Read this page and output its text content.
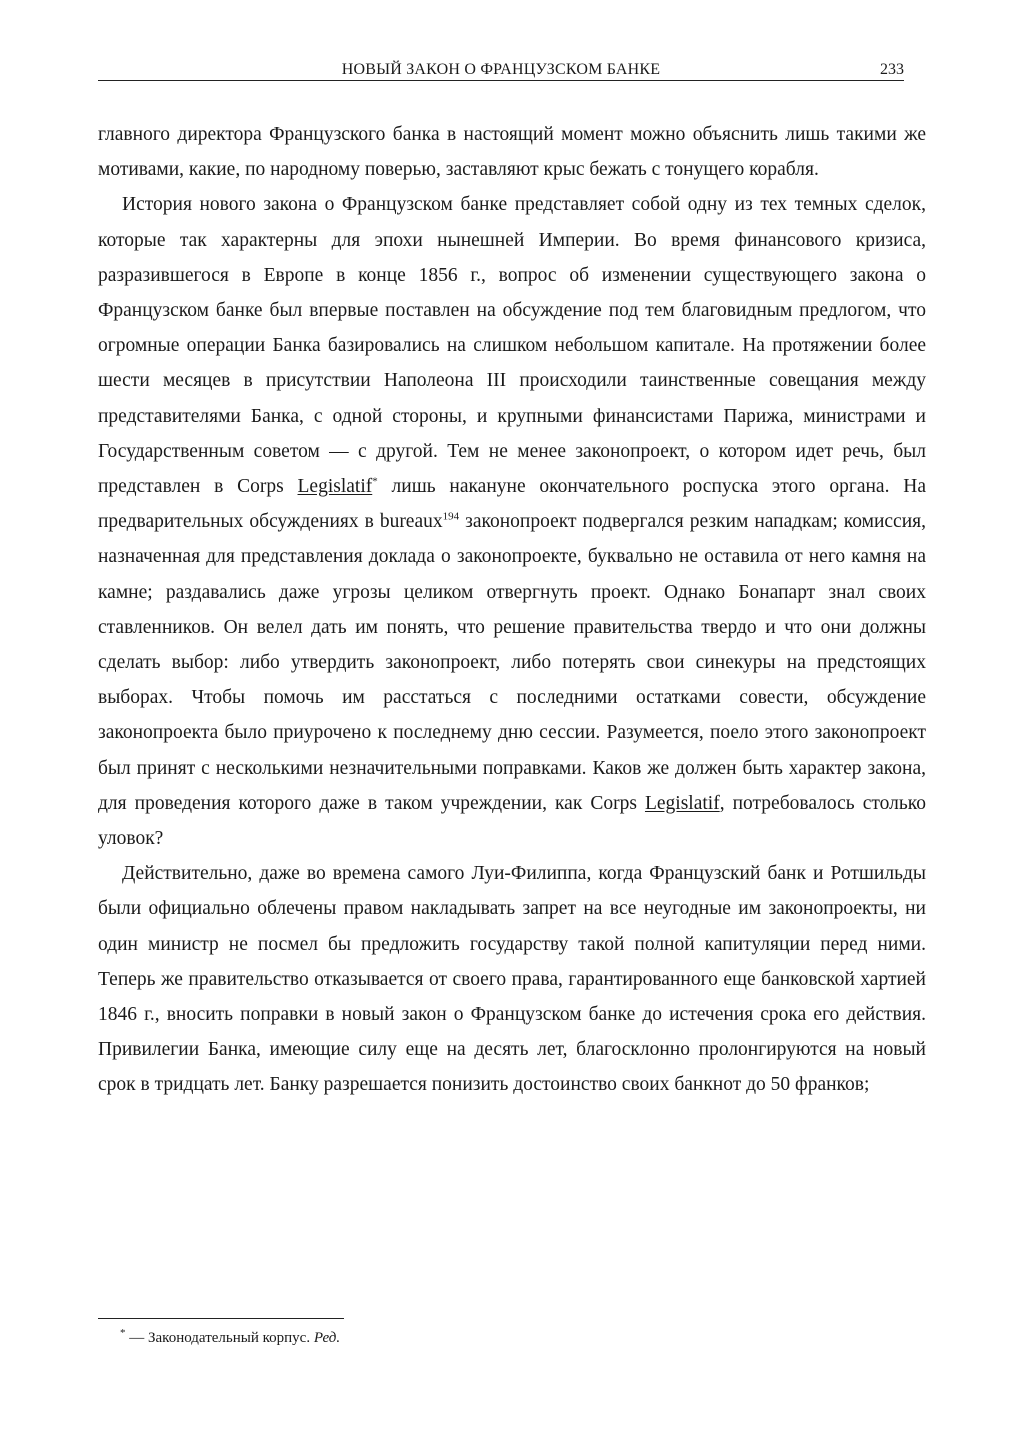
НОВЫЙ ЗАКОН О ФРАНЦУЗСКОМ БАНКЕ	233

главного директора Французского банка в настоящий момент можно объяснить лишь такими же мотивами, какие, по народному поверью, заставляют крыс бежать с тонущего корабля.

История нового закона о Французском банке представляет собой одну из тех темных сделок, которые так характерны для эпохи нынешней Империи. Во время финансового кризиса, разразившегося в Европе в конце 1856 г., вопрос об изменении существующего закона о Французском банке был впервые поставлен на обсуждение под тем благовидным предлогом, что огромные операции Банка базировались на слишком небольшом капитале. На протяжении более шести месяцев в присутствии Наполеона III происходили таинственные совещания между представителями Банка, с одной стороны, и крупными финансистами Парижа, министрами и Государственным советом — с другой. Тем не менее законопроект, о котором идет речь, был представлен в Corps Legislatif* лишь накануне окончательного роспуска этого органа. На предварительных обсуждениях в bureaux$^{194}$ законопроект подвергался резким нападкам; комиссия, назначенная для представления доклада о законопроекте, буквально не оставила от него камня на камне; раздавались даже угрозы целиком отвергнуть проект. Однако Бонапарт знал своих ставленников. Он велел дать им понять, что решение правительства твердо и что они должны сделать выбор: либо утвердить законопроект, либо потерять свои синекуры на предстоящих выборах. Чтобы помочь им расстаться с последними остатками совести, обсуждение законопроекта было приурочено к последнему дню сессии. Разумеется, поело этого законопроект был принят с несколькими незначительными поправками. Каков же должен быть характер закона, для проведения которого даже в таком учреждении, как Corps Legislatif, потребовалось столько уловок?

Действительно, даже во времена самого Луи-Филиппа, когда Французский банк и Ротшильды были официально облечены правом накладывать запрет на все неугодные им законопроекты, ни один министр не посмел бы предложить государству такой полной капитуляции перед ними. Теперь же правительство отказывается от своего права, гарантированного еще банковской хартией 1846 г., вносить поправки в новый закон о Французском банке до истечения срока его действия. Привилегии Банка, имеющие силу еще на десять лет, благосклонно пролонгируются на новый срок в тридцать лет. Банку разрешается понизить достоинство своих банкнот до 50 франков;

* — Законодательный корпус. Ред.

==========

**SHORT EXERCISE:** Without including any pictures, reproduce the listing exactly.

**RESULT OF THIS TASK:**
Read this page and output its text content.
НОВЫЙ ЗАКОН О ФРАНЦУЗСКОМ БАНКЕ	233

главного директора Французского банка в настоящий момент можно объяснить лишь такими же мотивами, какие, по народному поверью, заставляют крыс бежать с тонущего корабля.

История нового закона о Французском банке представляет собой одну из тех темных сделок, которые так характерны для эпохи нынешней Империи. Во время финансового кризиса, разразившегося в Европе в конце 1856 г., вопрос об изменении существующего закона о Французском банке был впервые поставлен на обсуждение под тем благовидным предлогом, что огромные операции Банка базировались на слишком небольшом капитале. На протяжении более шести месяцев в присутствии Наполеона III происходили таинственные совещания между представителями Банка, с одной стороны, и крупными финансистами Парижа, министрами и Государственным советом — с другой. Тем не менее законопроект, о котором идет речь, был представлен в Corps Legislatif* лишь накануне окончательного роспуска этого органа. На предварительных обсуждениях в bureaux$^{194}$ законопроект подвергался резким нападкам; комиссия, назначенная для представления доклада о законопроекте, буквально не оставила от него камня на камне; раздавались даже угрозы целиком отвергнуть проект. Однако Бонапарт знал своих ставленников. Он велел дать им понять, что решение правительства твердо и что они должны сделать выбор: либо утвердить законопроект, либо потерять свои синекуры на предстоящих выборах. Чтобы помочь им расстаться с последними остатками совести, обсуждение законопроекта было приурочено к последнему дню сессии. Разумеется, поело этого законопроект был принят с несколькими незначительными поправками. Каков же должен быть характер закона, для проведения которого даже в таком учреждении, как Corps Legislatif, потребовалось столько уловок?

Действительно, даже во времена самого Луи-Филиппа, когда Французский банк и Ротшильды были официально облечены правом накладывать запрет на все неугодные им законопроекты, ни один министр не посмел бы предложить государству такой полной капитуляции перед ними. Теперь же правительство отказывается от своего права, гарантированного еще банковской хартией 1846 г., вносить поправки в новый закон о Французском банке до истечения срока его действия. Привилегии Банка, имеющие силу еще на десять лет, благосклонно пролонгируются на новый срок в тридцать лет. Банку разрешается понизить достоинство своих банкнот до 50 франков;

* — Законодательный корпус. Ред.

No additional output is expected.